## Problem to work on:
Pull every line of the entries that has the word "JSON".

[Data entries]
══════

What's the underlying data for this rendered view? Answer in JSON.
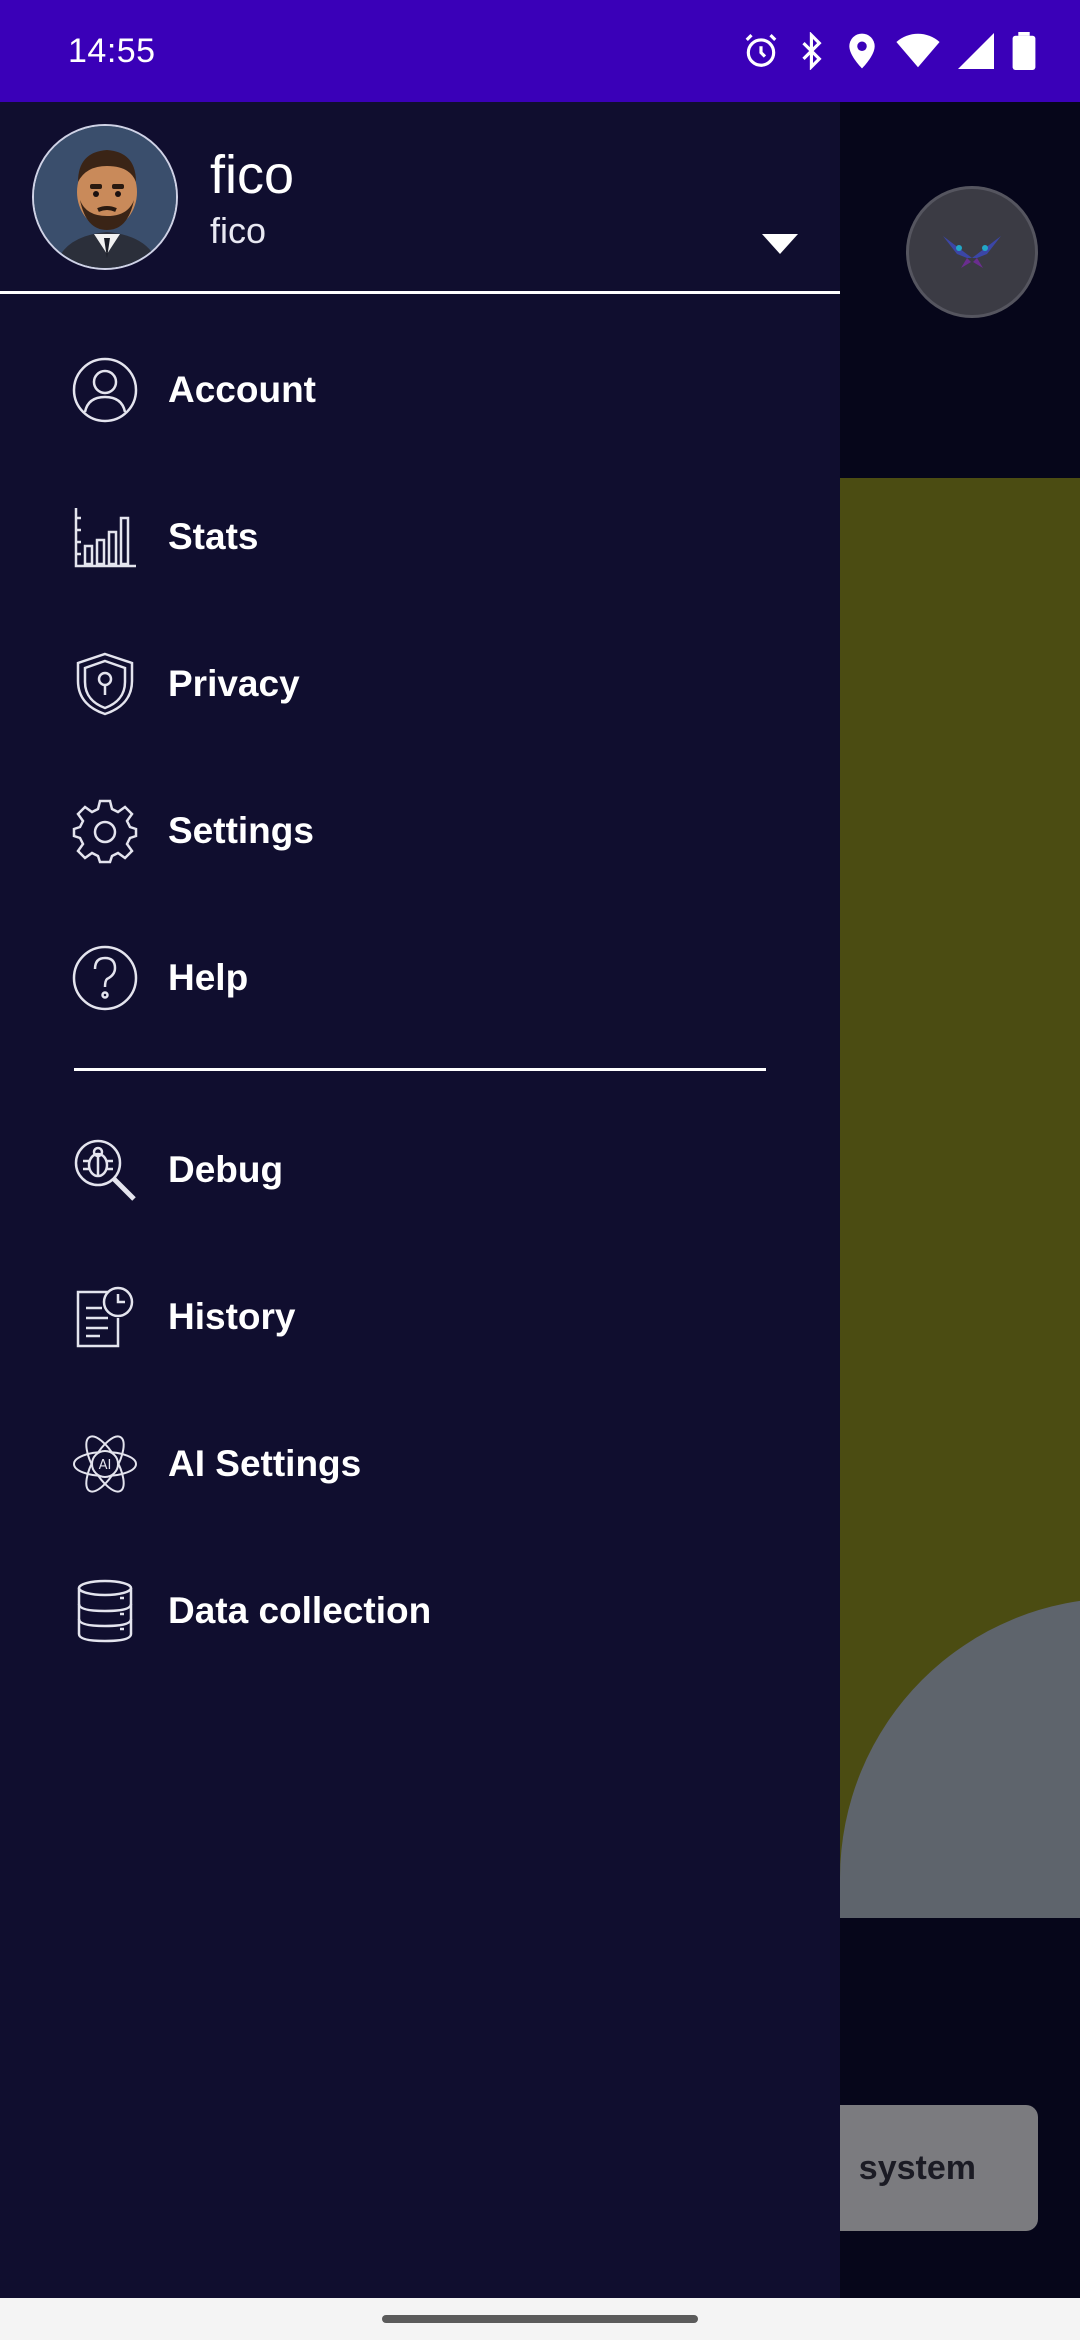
{
  "status_bar": {
    "time": "14:55",
    "icons": [
      "alarm-icon",
      "bluetooth-icon",
      "location-icon",
      "wifi-icon",
      "signal-icon",
      "battery-icon"
    ]
  },
  "drawer": {
    "profile": {
      "name": "fico",
      "handle": "fico"
    },
    "menu_primary": [
      {
        "label": "Account",
        "icon": "account-icon"
      },
      {
        "label": "Stats",
        "icon": "stats-icon"
      },
      {
        "label": "Privacy",
        "icon": "privacy-shield-icon"
      },
      {
        "label": "Settings",
        "icon": "gear-icon"
      },
      {
        "label": "Help",
        "icon": "help-icon"
      }
    ],
    "menu_secondary": [
      {
        "label": "Debug",
        "icon": "debug-icon"
      },
      {
        "label": "History",
        "icon": "history-icon"
      },
      {
        "label": "AI Settings",
        "icon": "ai-settings-icon"
      },
      {
        "label": "Data collection",
        "icon": "database-icon"
      }
    ]
  },
  "background": {
    "button_label": "system"
  },
  "colors": {
    "status_bar": "#3a00b8",
    "drawer_bg": "#100e2f",
    "video_bg": "#4b4c12"
  }
}
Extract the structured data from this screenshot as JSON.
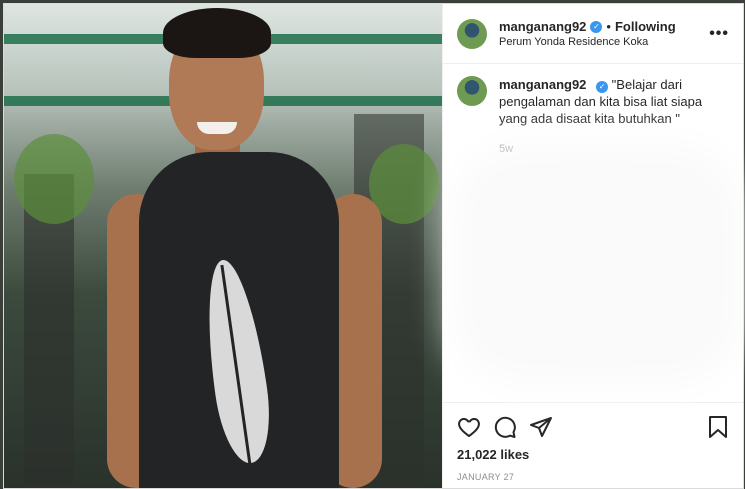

══════

## Solution:
What's the underlying data for this rendered view? Answer in JSON.
Extract the structured data from this screenshot as JSON.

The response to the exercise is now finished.